- Task details: In the records below, arrange the lines as a numbered list, starting with the line that contains "bar-2024-A [743, 549, 759, 742]" and ending with the line that contains "legend-series-label: Nombre de", both included. Leave out any blank lines and list nothing else.

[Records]
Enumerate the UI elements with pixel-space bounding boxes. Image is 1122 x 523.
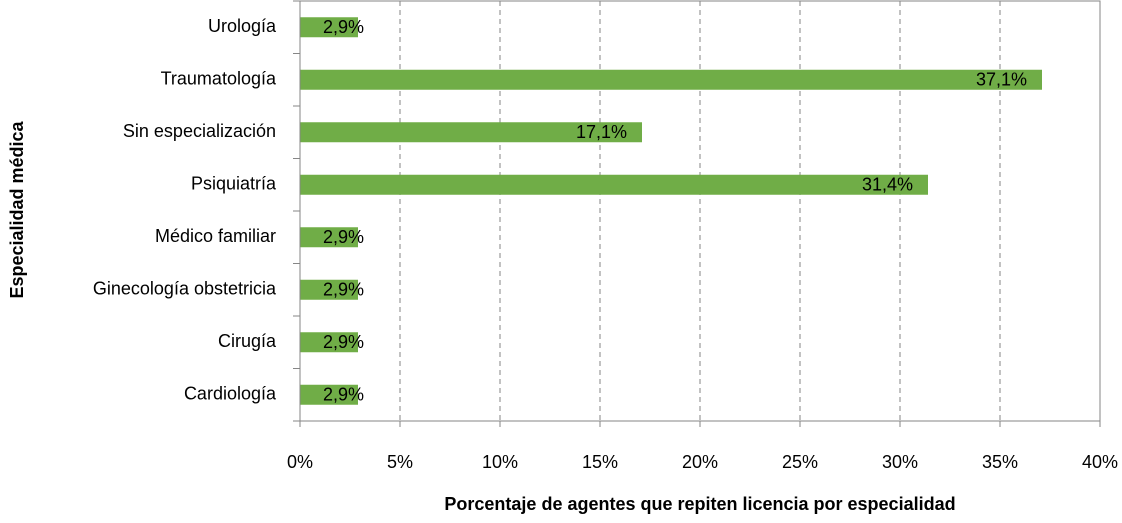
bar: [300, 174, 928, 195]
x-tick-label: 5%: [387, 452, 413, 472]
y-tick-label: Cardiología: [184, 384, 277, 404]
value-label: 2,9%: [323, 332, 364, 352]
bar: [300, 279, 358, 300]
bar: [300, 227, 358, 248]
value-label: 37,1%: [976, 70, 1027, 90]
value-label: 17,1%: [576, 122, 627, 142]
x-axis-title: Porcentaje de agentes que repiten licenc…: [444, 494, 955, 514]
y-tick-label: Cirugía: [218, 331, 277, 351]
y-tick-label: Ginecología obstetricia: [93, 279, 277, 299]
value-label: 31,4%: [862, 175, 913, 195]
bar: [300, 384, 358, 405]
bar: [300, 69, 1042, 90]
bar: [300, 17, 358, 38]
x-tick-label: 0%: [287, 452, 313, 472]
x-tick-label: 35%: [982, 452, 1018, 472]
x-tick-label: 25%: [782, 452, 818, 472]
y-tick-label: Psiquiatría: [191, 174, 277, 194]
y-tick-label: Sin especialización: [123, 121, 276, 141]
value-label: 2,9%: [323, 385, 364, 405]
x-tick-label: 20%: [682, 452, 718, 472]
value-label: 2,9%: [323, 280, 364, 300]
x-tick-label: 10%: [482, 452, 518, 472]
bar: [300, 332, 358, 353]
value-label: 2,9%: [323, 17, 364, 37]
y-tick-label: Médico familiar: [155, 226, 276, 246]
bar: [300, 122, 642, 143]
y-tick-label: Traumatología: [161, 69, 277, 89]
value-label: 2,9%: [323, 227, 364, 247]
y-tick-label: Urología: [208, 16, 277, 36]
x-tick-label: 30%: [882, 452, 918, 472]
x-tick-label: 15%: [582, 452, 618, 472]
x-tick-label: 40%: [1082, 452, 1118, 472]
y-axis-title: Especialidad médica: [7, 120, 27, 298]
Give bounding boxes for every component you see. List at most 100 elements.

==

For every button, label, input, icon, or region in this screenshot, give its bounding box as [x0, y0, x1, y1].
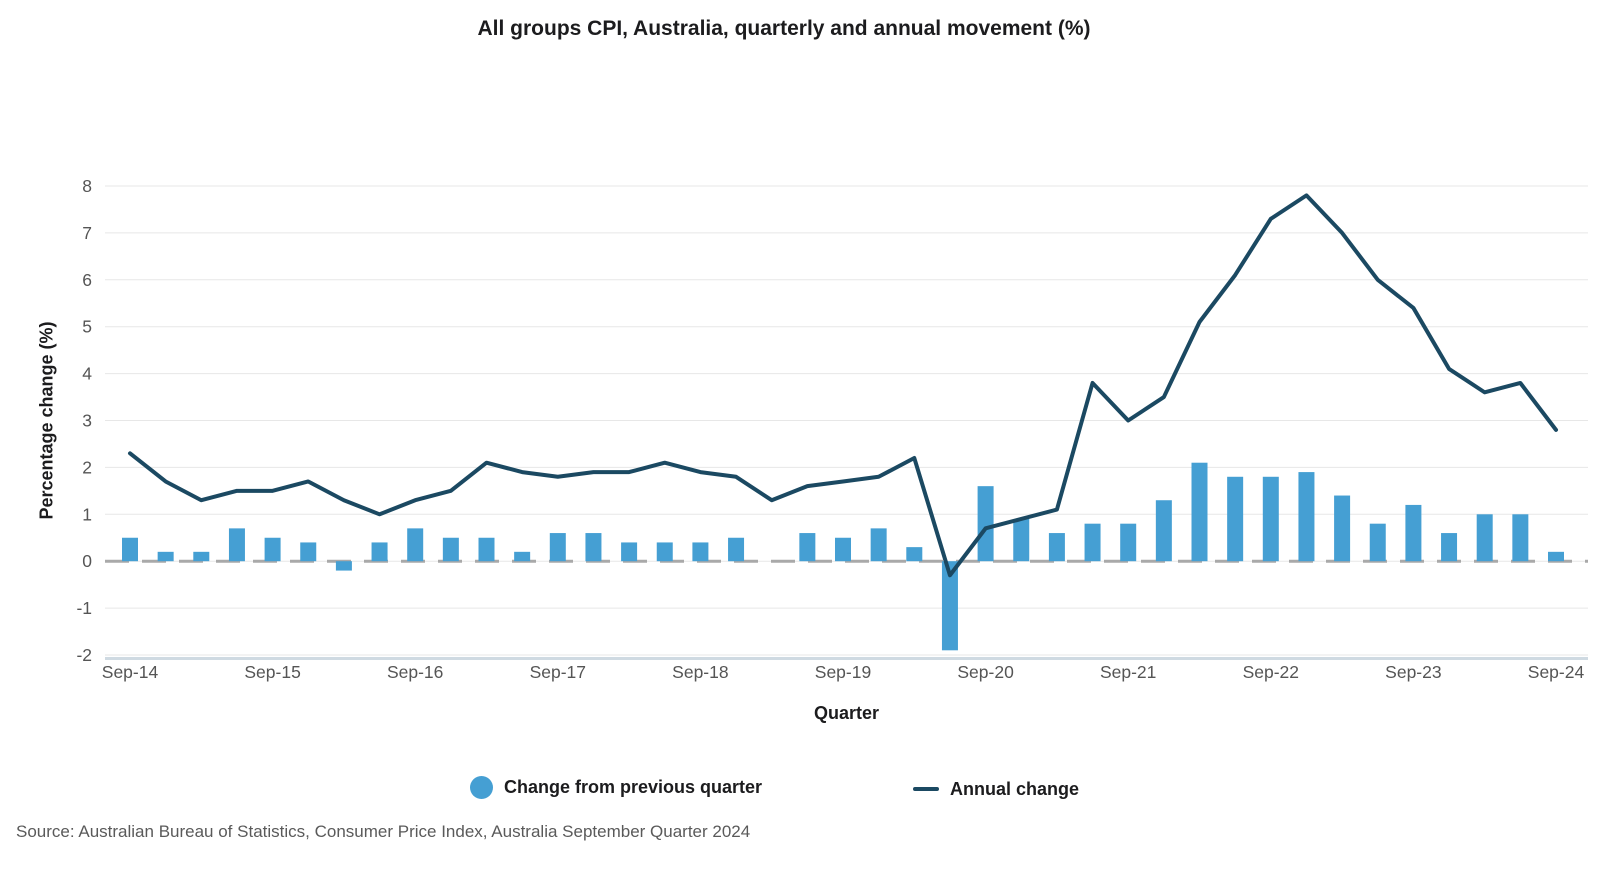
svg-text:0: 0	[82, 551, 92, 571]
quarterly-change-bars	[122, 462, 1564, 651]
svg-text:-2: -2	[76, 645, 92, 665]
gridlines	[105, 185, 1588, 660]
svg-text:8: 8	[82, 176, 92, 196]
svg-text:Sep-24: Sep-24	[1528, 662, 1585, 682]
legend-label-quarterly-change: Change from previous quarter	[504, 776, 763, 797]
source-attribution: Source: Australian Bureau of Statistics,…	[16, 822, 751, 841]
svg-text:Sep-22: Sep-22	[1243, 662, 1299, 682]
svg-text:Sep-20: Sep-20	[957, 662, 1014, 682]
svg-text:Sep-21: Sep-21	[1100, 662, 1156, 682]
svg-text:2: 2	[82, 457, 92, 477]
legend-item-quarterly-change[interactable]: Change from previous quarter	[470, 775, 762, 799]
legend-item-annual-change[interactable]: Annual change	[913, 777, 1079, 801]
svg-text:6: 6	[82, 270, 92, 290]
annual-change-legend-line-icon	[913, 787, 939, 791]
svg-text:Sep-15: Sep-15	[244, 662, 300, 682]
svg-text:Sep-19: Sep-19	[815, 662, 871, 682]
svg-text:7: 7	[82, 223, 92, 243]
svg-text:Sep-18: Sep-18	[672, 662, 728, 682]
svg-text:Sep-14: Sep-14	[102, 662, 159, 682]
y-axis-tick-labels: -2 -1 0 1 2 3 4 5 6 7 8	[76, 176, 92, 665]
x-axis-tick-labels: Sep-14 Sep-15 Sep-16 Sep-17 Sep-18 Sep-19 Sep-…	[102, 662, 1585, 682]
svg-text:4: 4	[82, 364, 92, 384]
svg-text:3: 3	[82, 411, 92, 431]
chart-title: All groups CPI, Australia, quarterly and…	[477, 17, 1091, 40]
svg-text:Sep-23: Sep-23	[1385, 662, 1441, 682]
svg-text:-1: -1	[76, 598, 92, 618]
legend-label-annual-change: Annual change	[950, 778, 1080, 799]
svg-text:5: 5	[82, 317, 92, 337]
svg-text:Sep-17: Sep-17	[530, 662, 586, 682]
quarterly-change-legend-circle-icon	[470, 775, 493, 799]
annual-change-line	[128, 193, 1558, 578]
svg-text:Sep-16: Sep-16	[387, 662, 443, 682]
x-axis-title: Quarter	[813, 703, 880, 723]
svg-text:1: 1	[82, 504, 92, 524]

==

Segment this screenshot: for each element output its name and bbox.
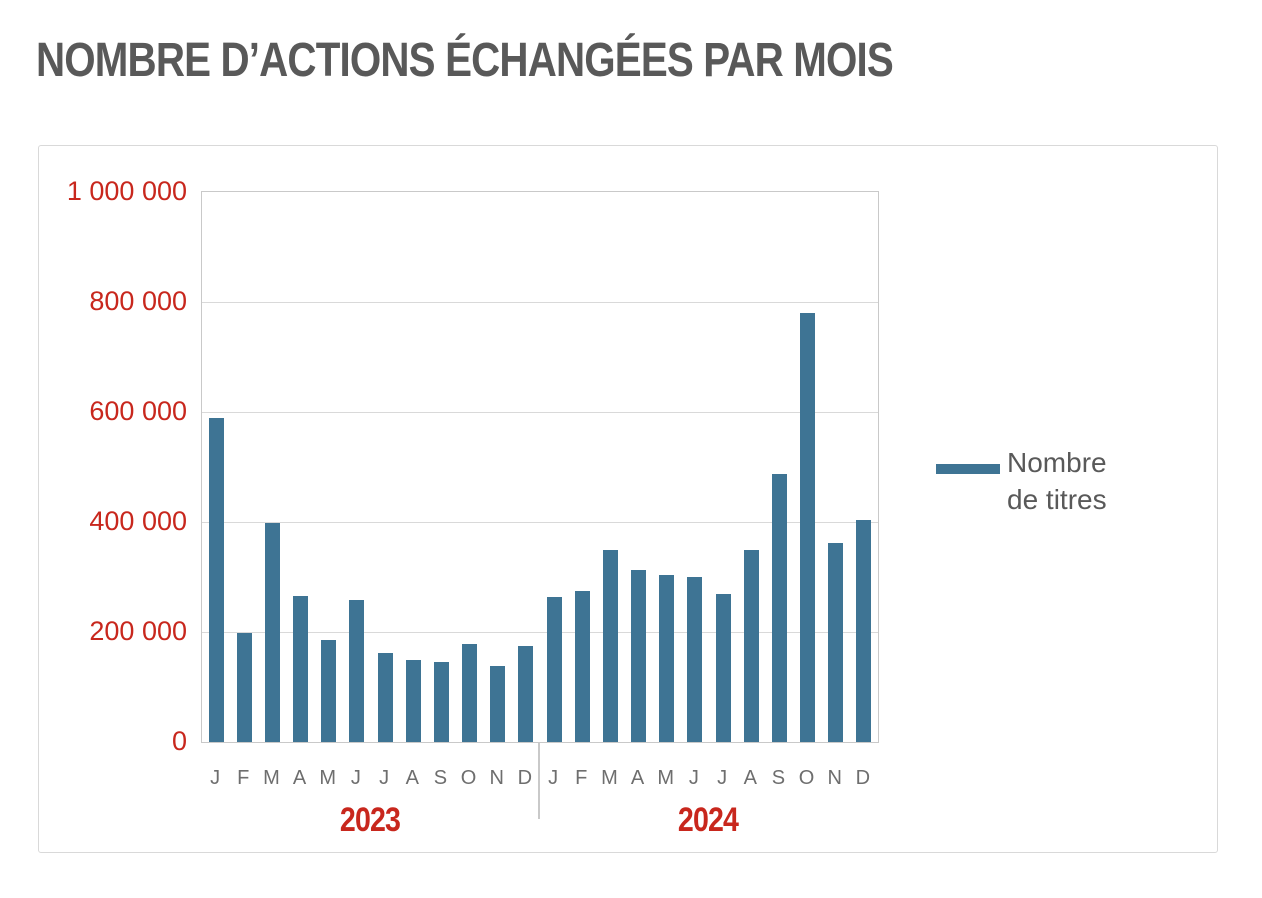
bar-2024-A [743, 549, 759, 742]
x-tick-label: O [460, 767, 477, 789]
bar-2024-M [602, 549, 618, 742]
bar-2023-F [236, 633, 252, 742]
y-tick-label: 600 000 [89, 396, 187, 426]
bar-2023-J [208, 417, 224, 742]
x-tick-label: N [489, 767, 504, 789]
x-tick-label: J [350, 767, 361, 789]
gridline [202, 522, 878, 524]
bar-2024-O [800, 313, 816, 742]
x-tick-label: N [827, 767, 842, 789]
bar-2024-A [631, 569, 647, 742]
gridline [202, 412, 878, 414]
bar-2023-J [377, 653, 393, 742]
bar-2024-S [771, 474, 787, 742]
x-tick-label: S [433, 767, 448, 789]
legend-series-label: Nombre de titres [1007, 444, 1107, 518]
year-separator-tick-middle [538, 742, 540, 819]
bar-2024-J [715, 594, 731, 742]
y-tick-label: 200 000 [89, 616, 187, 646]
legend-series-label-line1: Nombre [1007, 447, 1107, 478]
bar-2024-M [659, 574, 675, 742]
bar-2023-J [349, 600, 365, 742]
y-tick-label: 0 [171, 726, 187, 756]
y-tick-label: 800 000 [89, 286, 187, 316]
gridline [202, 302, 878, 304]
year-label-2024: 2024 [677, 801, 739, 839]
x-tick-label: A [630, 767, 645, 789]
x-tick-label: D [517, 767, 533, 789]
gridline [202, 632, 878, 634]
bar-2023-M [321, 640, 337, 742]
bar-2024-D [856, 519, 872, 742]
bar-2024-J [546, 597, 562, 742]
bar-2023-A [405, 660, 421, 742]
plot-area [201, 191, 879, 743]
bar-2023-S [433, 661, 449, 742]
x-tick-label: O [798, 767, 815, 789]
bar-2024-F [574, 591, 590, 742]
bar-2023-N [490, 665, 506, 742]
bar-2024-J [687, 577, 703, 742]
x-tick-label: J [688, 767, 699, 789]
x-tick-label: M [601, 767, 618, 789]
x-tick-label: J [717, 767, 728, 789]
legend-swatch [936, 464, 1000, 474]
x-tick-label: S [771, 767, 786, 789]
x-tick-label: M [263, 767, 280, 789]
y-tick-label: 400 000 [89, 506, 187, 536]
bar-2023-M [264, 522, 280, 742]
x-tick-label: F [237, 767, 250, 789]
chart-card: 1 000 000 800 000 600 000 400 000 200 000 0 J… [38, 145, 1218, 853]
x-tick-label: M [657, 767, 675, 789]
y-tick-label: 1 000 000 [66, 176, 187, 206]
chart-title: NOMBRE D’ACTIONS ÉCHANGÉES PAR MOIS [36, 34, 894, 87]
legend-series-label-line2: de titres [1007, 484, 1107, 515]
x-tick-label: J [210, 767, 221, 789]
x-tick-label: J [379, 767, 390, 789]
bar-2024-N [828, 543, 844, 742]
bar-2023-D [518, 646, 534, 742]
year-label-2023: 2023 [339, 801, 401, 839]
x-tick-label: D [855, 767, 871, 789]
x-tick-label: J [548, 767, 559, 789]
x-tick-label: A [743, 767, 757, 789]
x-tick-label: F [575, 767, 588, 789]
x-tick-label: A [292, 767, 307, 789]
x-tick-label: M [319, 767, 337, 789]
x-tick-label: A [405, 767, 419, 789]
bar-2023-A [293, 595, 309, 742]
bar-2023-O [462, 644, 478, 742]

- Result of this exercise:
1. bar-2024-A [743, 549, 759, 742]
2. x-tick-label: O [460, 767, 477, 789]
3. bar-2024-M [602, 549, 618, 742]
4. bar-2023-F [236, 633, 252, 742]
5. y-tick-label: 600 000 [89, 396, 187, 426]
6. bar-2023-J [208, 417, 224, 742]
7. x-tick-label: N [489, 767, 504, 789]
8. x-tick-label: J [350, 767, 361, 789]
9. gridline [202, 522, 878, 524]
10. bar-2024-O [800, 313, 816, 742]
11. x-tick-label: N [827, 767, 842, 789]
12. bar-2024-A [631, 569, 647, 742]
13. gridline [202, 412, 878, 414]
14. bar-2023-J [377, 653, 393, 742]
15. bar-2024-S [771, 474, 787, 742]
16. x-tick-label: S [433, 767, 448, 789]
17. legend-series-label: Nombre de titres [1007, 444, 1107, 518]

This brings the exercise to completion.